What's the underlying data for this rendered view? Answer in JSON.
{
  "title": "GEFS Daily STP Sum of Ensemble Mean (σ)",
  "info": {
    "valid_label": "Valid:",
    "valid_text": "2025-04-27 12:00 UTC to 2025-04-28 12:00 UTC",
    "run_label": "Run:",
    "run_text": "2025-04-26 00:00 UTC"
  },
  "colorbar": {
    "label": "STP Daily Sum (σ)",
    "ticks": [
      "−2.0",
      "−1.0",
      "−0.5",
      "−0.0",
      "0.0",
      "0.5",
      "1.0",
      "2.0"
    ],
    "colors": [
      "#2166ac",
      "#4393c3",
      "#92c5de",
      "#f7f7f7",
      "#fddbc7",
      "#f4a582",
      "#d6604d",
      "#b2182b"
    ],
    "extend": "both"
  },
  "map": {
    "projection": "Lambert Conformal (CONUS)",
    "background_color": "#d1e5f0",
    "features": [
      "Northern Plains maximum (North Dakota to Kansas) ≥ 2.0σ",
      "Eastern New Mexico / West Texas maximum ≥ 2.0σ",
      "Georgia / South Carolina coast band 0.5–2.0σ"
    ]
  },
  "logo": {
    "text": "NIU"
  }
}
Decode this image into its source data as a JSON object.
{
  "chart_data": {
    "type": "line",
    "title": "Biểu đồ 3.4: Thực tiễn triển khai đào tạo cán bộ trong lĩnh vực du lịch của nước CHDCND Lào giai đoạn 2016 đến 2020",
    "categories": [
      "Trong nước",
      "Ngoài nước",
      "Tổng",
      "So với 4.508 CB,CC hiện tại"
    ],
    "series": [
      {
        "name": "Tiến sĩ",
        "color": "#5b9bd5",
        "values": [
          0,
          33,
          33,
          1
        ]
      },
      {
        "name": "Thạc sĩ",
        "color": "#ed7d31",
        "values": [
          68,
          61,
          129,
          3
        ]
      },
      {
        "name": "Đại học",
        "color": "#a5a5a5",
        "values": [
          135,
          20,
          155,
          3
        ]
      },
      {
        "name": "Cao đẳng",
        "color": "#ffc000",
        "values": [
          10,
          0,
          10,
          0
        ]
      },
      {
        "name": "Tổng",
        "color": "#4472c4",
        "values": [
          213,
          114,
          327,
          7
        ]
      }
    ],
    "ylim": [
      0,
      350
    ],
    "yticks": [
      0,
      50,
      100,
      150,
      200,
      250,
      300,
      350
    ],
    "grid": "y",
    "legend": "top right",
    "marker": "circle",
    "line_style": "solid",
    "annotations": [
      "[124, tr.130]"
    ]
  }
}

§ **The problem**
All of the entries above need to be reproduced exactly.

§ **Result of this task**
What's the underlying data for this rendered view? Answer in JSON.
{
  "title": "GEFS Daily STP Sum of Ensemble Mean (σ)",
  "info": {
    "valid_label": "Valid:",
    "valid_text": "2025-04-27 12:00 UTC to 2025-04-28 12:00 UTC",
    "run_label": "Run:",
    "run_text": "2025-04-26 00:00 UTC"
  },
  "colorbar": {
    "label": "STP Daily Sum (σ)",
    "ticks": [
      "−2.0",
      "−1.0",
      "−0.5",
      "−0.0",
      "0.0",
      "0.5",
      "1.0",
      "2.0"
    ],
    "colors": [
      "#2166ac",
      "#4393c3",
      "#92c5de",
      "#f7f7f7",
      "#fddbc7",
      "#f4a582",
      "#d6604d",
      "#b2182b"
    ],
    "extend": "both"
  },
  "map": {
    "projection": "Lambert Conformal (CONUS)",
    "background_color": "#d1e5f0",
    "features": [
      "Northern Plains maximum (North Dakota to Kansas) ≥ 2.0σ",
      "Eastern New Mexico / West Texas maximum ≥ 2.0σ",
      "Georgia / South Carolina coast band 0.5–2.0σ"
    ]
  },
  "logo": {
    "text": "NIU"
  }
}
Decode this image into its source data as a JSON object.
{
  "chart_data": {
    "type": "line",
    "title": "Biểu đồ 3.4: Thực tiễn triển khai đào tạo cán bộ trong lĩnh vực du lịch của nước CHDCND Lào giai đoạn 2016 đến 2020",
    "categories": [
      "Trong nước",
      "Ngoài nước",
      "Tổng",
      "So với 4.508 CB,CC hiện tại"
    ],
    "series": [
      {
        "name": "Tiến sĩ",
        "color": "#5b9bd5",
        "values": [
          0,
          33,
          33,
          1
        ]
      },
      {
        "name": "Thạc sĩ",
        "color": "#ed7d31",
        "values": [
          68,
          61,
          129,
          3
        ]
      },
      {
        "name": "Đại học",
        "color": "#a5a5a5",
        "values": [
          135,
          20,
          155,
          3
        ]
      },
      {
        "name": "Cao đẳng",
        "color": "#ffc000",
        "values": [
          10,
          0,
          10,
          0
        ]
      },
      {
        "name": "Tổng",
        "color": "#4472c4",
        "values": [
          213,
          114,
          327,
          7
        ]
      }
    ],
    "ylim": [
      0,
      350
    ],
    "yticks": [
      0,
      50,
      100,
      150,
      200,
      250,
      300,
      350
    ],
    "grid": "y",
    "legend": "top right",
    "marker": "circle",
    "line_style": "solid",
    "annotations": [
      "[124, tr.130]"
    ]
  }
}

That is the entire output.